(Saved entries)
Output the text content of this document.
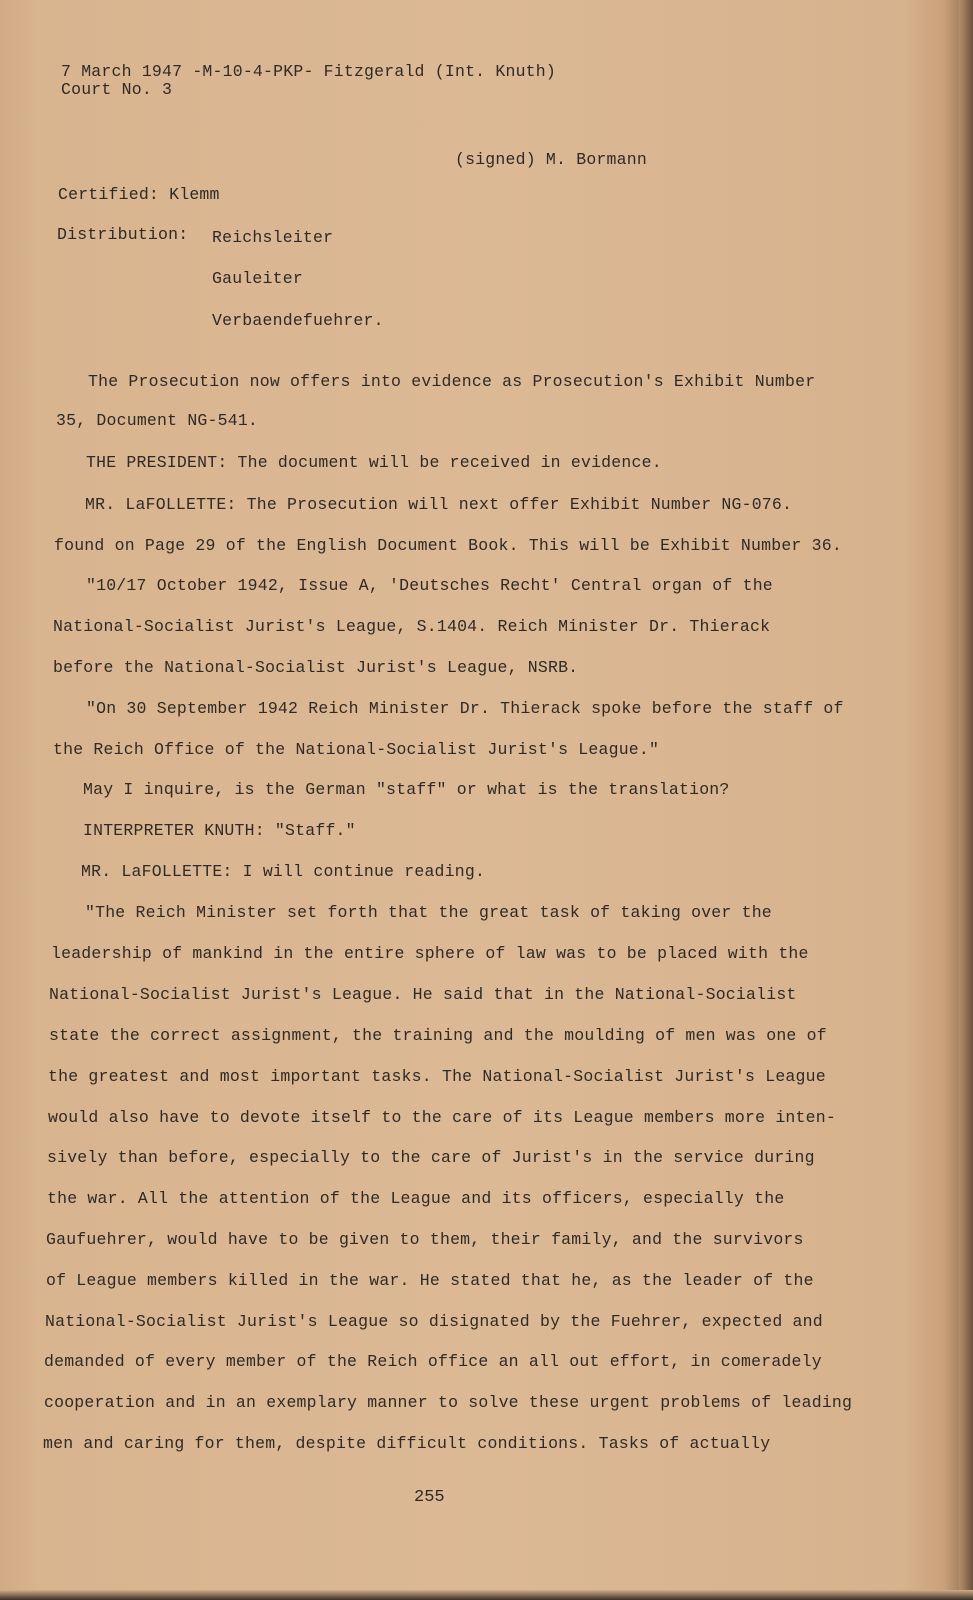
7 March 1947 -M-10-4-PKP- Fitzgerald (Int. Knuth)
Court No. 3
(signed) M. Bormann
Certified: Klemm
Distribution: Reichsleiter
Gauleiter
Verbaendefuehrer.
The Prosecution now offers into evidence as Prosecution's Exhibit Number
35, Document NG-541.
THE PRESIDENT: The document will be received in evidence.
MR. LaFOLLETTE: The Prosecution will next offer Exhibit Number NG-076.
found on Page 29 of the English Document Book. This will be Exhibit Number 36.
"10/17 October 1942, Issue A, 'Deutsches Recht' Central organ of the
National-Socialist Jurist's League, S.1404. Reich Minister Dr. Thierack
before the National-Socialist Jurist's League, NSRB.
"On 30 September 1942 Reich Minister Dr. Thierack spoke before the staff of
the Reich Office of the National-Socialist Jurist's League."
May I inquire, is the German "staff" or what is the translation?
INTERPRETER KNUTH: "Staff."
MR. LaFOLLETTE: I will continue reading.
"The Reich Minister set forth that the great task of taking over the
leadership of mankind in the entire sphere of law was to be placed with the
National-Socialist Jurist's League. He said that in the National-Socialist
state the correct assignment, the training and the moulding of men was one of
the greatest and most important tasks. The National-Socialist Jurist's League
would also have to devote itself to the care of its League members more inten-
sively than before, especially to the care of Jurist's in the service during
the war. All the attention of the League and its officers, especially the
Gaufuehrer, would have to be given to them, their family, and the survivors
of League members killed in the war. He stated that he, as the leader of the
National-Socialist Jurist's League so disignated by the Fuehrer, expected and
demanded of every member of the Reich office an all out effort, in comeradely
cooperation and in an exemplary manner to solve these urgent problems of leading
men and caring for them, despite difficult conditions. Tasks of actually
255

■ **Instruction**:
Find the word "Minister" in the data and copy out each line where it turns up.

■ **Result**:
National-Socialist Jurist's League, S.1404. Reich Minister Dr. Thierack
"On 30 September 1942 Reich Minister Dr. Thierack spoke before the staff of
"The Reich Minister set forth that the great task of taking over the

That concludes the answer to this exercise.